Extrait choisi:
◇ ◇ ◇ ◇ ◇ ◇ ◇
Livre - Arthur, le petit prince d’Arménie

Arménie francophone
18.10.2022

Antoine Bordier, journaliste indépendant et auteur, était à Erevan pour la promotion de son dernier livre et, par ses reportages, d'une Arménie qu'il sent bien seule.

Antoine Bordier est un personnage aux multiples facettes : journaliste indépendant, envoyé spécial en Arménie pour les Editions du Groupe Lafont-Presse et le magazine Entreprendre, il dirige également la société de conseil et de communication ABBA Conseil, acronyme tiré des initiales de son patronyme qui n'a rien de suédois. À ses 50 ans, il se lance en littérature et sort son premier livre deux ans plus tard, un roman : "Arthur, le petit prince d’Arménie".

 

De quoi s'agit-il

Arthur de La Madrière, jeune journaliste talentueux de 20 ans, orphelin aîné d'une fratrie de 7 enfants, vient de perdre ses parents, morts à la suite d'un accident de voiture. Son rédacteur en chef comprend toutes les difficultés d'Arthur de gérer ce deuil et de s'occuper de sa famille qui l'empêchent de réaliser ses ambitions de journaliste de talent. Il décide de l'envoyer pour la première fois à l'étranger, pour Arthur, c'est une planche de salut.
◇ ◇ ◇ ◇ ◇ ◇ ◇
Énoncé du problème 1:
Pour chacune des affirmations suivantes, indiquez par oui ou par non si elle concorde avec l'extrait choisi, et justifiez par une citation exacte : (a) Antoine Bordier a publié son premier livre à 50 ans ; (b) Arthur est l'aîné de sept enfants ; (c) les parents d'Arthur sont morts dans un accident d'avion.
Énoncé du problème 2:
Recopiez fidèlement le passage de l'extrait choisi compris entre « Arthur de La » et « planche de salut. », ces deux segments inclus.

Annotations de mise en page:
◇ ◇ ◇ ◇ ◇ ◇ ◇
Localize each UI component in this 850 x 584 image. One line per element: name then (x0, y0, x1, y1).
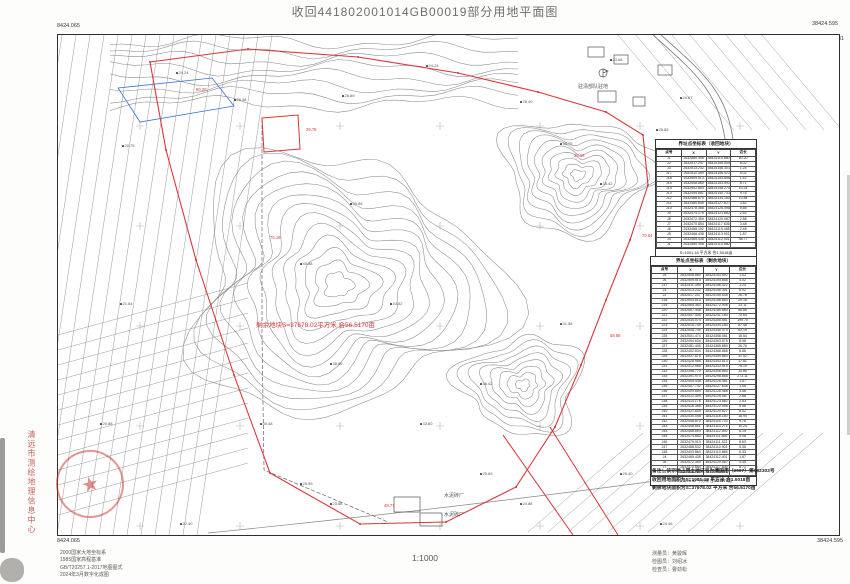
corner-coord-tr-top: 38424.595 (812, 21, 838, 27)
surveyor-line: 测量员：黄骏晖 (652, 551, 687, 559)
label-garrison: 驻清部队驻地 (578, 83, 608, 90)
remain-table-grid: 点号XY边长J52632508.86038424153.5921.42J6263… (651, 266, 756, 476)
reclaim-parcel-coord-table: 界址点坐标表（收回地块） 点号XY边长J12632580.49838424110… (655, 139, 757, 258)
spot-elevation: 33.42 (600, 181, 613, 186)
datum-line-3: GB/T20257.1-2017地图图式 (60, 565, 123, 572)
spot-elevation: 20.88 (100, 421, 113, 426)
spot-elevation: 28.85 (656, 127, 669, 132)
spot-elevation: 43.52 (390, 301, 403, 306)
map-sheet: 收回441802001014GB00019部分用地平面图 8424.065 26… (0, 0, 850, 584)
corner-coord-bl-bottom: 8424.065 (57, 538, 80, 544)
note-remain-area: 剩余地块面积为S=37678.02 平方米 合56.5170亩 (652, 485, 802, 494)
spot-elevation: 22.40 (180, 521, 193, 526)
scan-artifact-left (0, 438, 5, 553)
spot-elevation: 24.88 (520, 501, 533, 506)
label-cement-plant-1: 水泥砖厂 (444, 492, 464, 499)
seal-star-icon: ★ (78, 470, 101, 499)
spot-elevation: 28.89 (342, 93, 355, 98)
page-title: 收回441802001014GB00019部分用地平面图 (0, 3, 850, 20)
spot-elevation: 38.86 (330, 361, 343, 366)
spot-elevation: 24.67 (680, 95, 693, 100)
label-remain-area: 剩余地块S=37678.02平方米 合56.5170亩 (256, 319, 375, 329)
remain-table-title: 界址点坐标表（剩余地块） (651, 257, 756, 266)
spot-elevation: 23.68 (610, 57, 623, 62)
boundary-edge-length: 48.77 (384, 503, 394, 508)
spot-elevation: 24.46 (660, 521, 673, 526)
spot-elevation: 23.88 (330, 501, 343, 506)
remain-parcel-coord-table: 界址点坐标表（剩余地块） 点号XY边长J52632508.86038424153… (650, 256, 757, 486)
staff-signatures: 测量员：黄骏晖 检图员：刘绍冰 检查员：曹劲松 (652, 551, 687, 574)
reclaim-table-title: 界址点坐标表（收回地块） (656, 140, 756, 149)
boundary-edge-length: 26.78 (306, 127, 316, 132)
corner-coord-br-bottom: 38424.595 (817, 538, 843, 544)
notes-block: 备注：该宗地占用土地证号为清国用（2007）第092303号 收回用地面积为S=… (652, 468, 802, 494)
boundary-edge-length: 58.86 (610, 333, 620, 338)
boundary-edge-length: 70.64 (642, 233, 652, 238)
spot-elevation: 26.48 (234, 97, 247, 102)
spot-elevation: 35.86 (350, 201, 363, 206)
spot-elevation: 20.79 (122, 143, 135, 148)
spot-elevation: 21.54 (120, 301, 133, 306)
coord-row: J12632580.49838424110.880 (657, 242, 756, 247)
boundary-edge-length: 60.20 (196, 87, 206, 92)
note-certificate: 备注：该宗地占用土地证号为清国用（2007）第092303号 (652, 468, 802, 477)
label-cement-plant-2: 水泥砖厂 (444, 511, 464, 518)
corner-coord-tl-top: 8424.065 (57, 23, 80, 29)
reclaim-table-grid: 点号XY边长J12632580.49838424110.88060.20J226… (656, 149, 756, 248)
map-scale: 1:1000 (0, 553, 850, 563)
spot-elevation: 24.24 (426, 63, 439, 68)
spot-elevation: 31.58 (560, 321, 573, 326)
surveying-agency-stamp-text: 清远市测绘地理信息中心 (26, 430, 37, 550)
spot-elevation: 30.75 (560, 141, 573, 146)
scan-artifact-corner (0, 558, 24, 582)
note-reclaim-area: 收回用地面积为S=1001.18 平方米 合1.5018亩 (652, 477, 802, 486)
checker-line: 检图员：刘绍冰 (652, 559, 687, 567)
spot-elevation: 26.40 (620, 471, 633, 476)
spot-elevation: 36.42 (480, 381, 493, 386)
boundary-edge-length: 76.19 (270, 235, 280, 240)
inspector-line: 检查员：曹劲松 (652, 567, 687, 575)
spot-elevation: 25.69 (480, 471, 493, 476)
spot-elevation: 30.48 (260, 421, 273, 426)
spot-elevation: 26.40 (520, 99, 533, 104)
datum-line-4: 2024年3月数字化成图 (60, 572, 123, 579)
boundary-edge-length: 29.18 (574, 153, 584, 158)
spot-elevation: 33.80 (420, 421, 433, 426)
spot-elevation: 40.88 (300, 261, 313, 266)
spot-elevation: 24.24 (176, 70, 189, 75)
spot-elevation: 25.99 (300, 481, 313, 486)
◇ ◇ ◇ ◇ ◇ ◇ ◇
Solution détaillée 1:
(a) Non : « À ses 50 ans, il se lance en littérature et sort son premier livre deux ans plus tard ».
(b) Oui : « orphelin aîné d'une fratrie de 7 enfants ».
(c) Non : « morts à la suite d'un accident de voiture ».

Solution détaillée 2:
Arthur de La Madrière, jeune journaliste talentueux de 20 ans, orphelin aîné d'une fratrie de 7 enfants, vient de perdre ses parents, morts à la suite d'un accident de voiture. Son rédacteur en chef comprend toutes les difficultés d'Arthur de gérer ce deuil et de s'occuper de sa famille qui l'empêchent de réaliser ses ambitions de journaliste de talent. Il décide de l'envoyer pour la première fois à l'étranger, pour Arthur, c'est une planche de salut.